* **PROBLEM TO WORK ON**: Of the lines listed below, how many contain the string "name"? Answer with the number alone.

* **EXTRACTED DATA**:
— START —
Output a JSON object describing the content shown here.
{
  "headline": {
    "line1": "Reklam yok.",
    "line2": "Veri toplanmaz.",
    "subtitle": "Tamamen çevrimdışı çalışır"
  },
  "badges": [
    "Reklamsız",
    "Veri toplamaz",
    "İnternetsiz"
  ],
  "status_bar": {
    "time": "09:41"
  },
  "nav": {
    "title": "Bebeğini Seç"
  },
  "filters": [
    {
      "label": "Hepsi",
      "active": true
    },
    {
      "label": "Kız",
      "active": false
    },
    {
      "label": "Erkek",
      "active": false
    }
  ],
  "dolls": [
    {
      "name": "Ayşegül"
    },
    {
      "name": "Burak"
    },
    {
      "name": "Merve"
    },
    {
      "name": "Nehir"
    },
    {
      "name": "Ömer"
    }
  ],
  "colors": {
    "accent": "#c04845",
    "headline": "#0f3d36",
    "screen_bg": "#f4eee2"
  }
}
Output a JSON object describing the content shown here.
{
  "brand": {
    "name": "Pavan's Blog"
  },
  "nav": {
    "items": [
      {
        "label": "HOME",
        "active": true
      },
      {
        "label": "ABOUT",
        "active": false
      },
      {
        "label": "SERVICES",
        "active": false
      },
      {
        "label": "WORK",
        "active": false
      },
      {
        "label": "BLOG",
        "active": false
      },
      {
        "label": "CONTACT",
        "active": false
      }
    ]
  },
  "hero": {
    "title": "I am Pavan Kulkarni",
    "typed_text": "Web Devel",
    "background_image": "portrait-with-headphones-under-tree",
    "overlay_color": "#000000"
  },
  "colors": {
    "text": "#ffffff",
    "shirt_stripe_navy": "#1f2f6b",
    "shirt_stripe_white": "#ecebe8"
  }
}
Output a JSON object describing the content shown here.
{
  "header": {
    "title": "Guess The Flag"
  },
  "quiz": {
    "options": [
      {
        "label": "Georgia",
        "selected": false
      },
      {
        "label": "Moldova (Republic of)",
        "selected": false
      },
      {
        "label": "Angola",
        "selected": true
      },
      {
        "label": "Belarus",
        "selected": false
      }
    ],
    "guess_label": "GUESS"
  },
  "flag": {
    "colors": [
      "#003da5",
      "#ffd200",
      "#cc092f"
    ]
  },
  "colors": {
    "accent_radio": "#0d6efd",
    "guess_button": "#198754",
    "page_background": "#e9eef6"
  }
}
— END —
* **EXERCISE ANSWER**: 6